═════ RECORDS FOR PROCESSING ═════

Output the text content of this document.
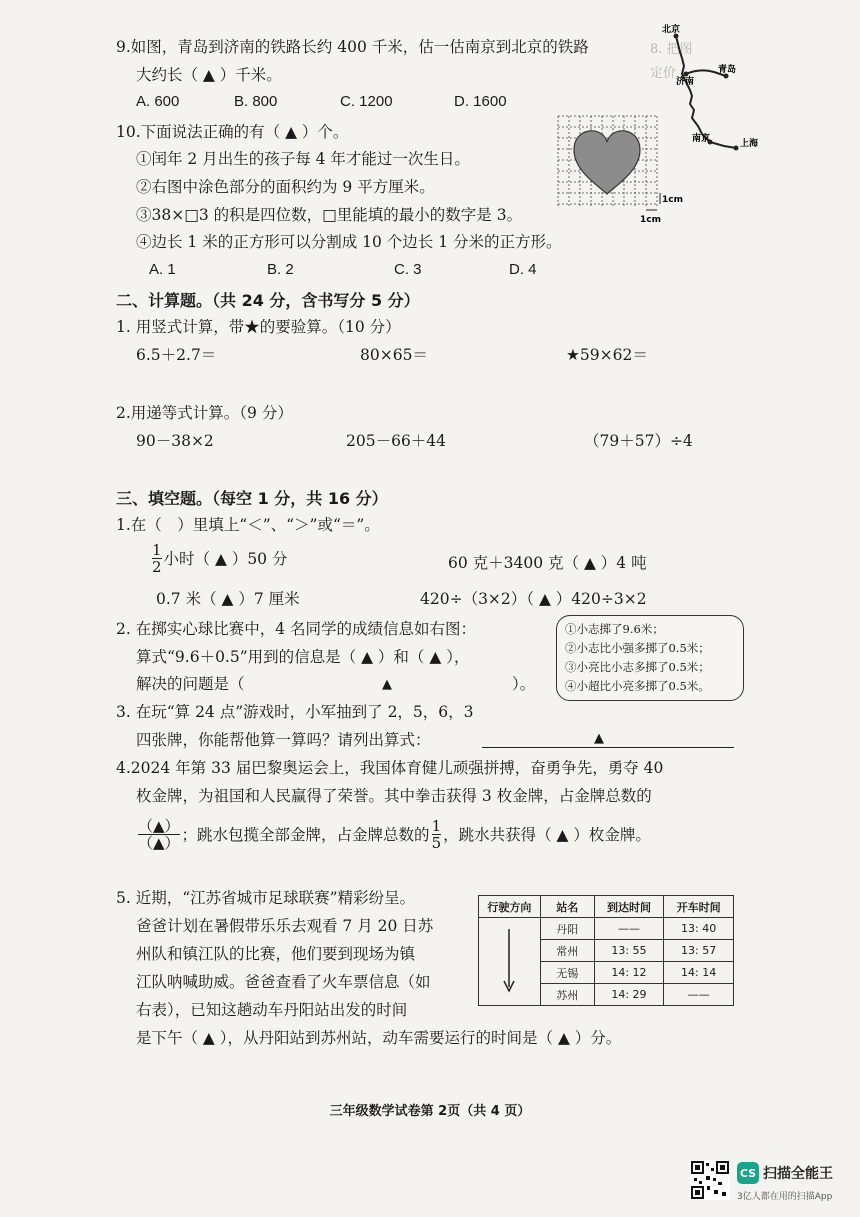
8. 把图
定价
9.如图，青岛到济南的铁路长约 400 千米，估一估南京到北京的铁路
大约长（ ▲ ）千米。
A. 600	B. 800	C. 1200	D. 1600
北京
济南
青岛
南京	上海
10.下面说法正确的有（ ▲ ）个。
①闰年 2 月出生的孩子每 4 年才能过一次生日。
②右图中涂色部分的面积约为 9 平方厘米。
③38×□3 的积是四位数，□里能填的最小的数字是 3。
④边长 1 米的正方形可以分割成 10 个边长 1 分米的正方形。
A. 1	B. 2	C. 3	D. 4
1cm
1cm
二、计算题。（共 24 分，含书写分 5 分）
1. 用竖式计算，带★的要验算。（10 分）
6.5＋2.7＝	80×65＝	★59×62＝
2.用递等式计算。（9 分）
90－38×2	205－66＋44	（79＋57）÷4
三、填空题。（每空 1 分，共 16 分）
1.在（　）里填上“＜”、“＞”或“＝”。
$\frac{1}{2}$ 小时（ ▲ ）50 分	60 克＋3400 克（ ▲ ）4 吨
0.7 米（ ▲ ）7 厘米	420÷（3×2）（ ▲ ）420÷3×2
2. 在掷实心球比赛中，4 名同学的成绩信息如右图：
算式“9.6＋0.5”用到的信息是（ ▲ ）和（ ▲ ），
解决的问题是（	▲	）。
①小志掷了9.6米；
②小志比小强多掷了0.5米；
③小亮比小志多掷了0.5米；
④小超比小亮多掷了0.5米。
3. 在玩“算 24 点”游戏时，小军抽到了 2，5，6，3
四张牌，你能帮他算一算吗？请列出算式：	▲
4.2024 年第 33 届巴黎奥运会上，我国体育健儿顽强拼搏，奋勇争先，勇夺 40
枚金牌，为祖国和人民赢得了荣誉。其中拳击获得 3 枚金牌，占金牌总数的
$\frac{(▲)}{(▲)}$ ；跳水包揽全部金牌，占金牌总数的 $\frac{1}{5}$ ，跳水共获得（ ▲ ）枚金牌。
5. 近期，“江苏省城市足球联赛”精彩纷呈。
爸爸计划在暑假带乐乐去观看 7 月 20 日苏
州队和镇江队的比赛，他们要到现场为镇
江队呐喊助威。爸爸查看了火车票信息（如
右表），已知这趟动车丹阳站出发的时间
是下午（ ▲ ），从丹阳站到苏州站，动车需要运行的时间是（ ▲ ）分。
行驶方向	站名	到达时间	开车时间
	丹阳	——	13: 40
	常州	13: 55	13: 57
	无锡	14: 12	14: 14
	苏州	14: 29	——
三年级数学试卷第 2页（共 4 页）
CS 扫描全能王
3亿人都在用的扫描App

═════

**TASK INSTRUCTIONS:** Of all the lines in the data above, state how many include "占金牌总数的". Say only the number.

**FINISHED ANSWER:** 2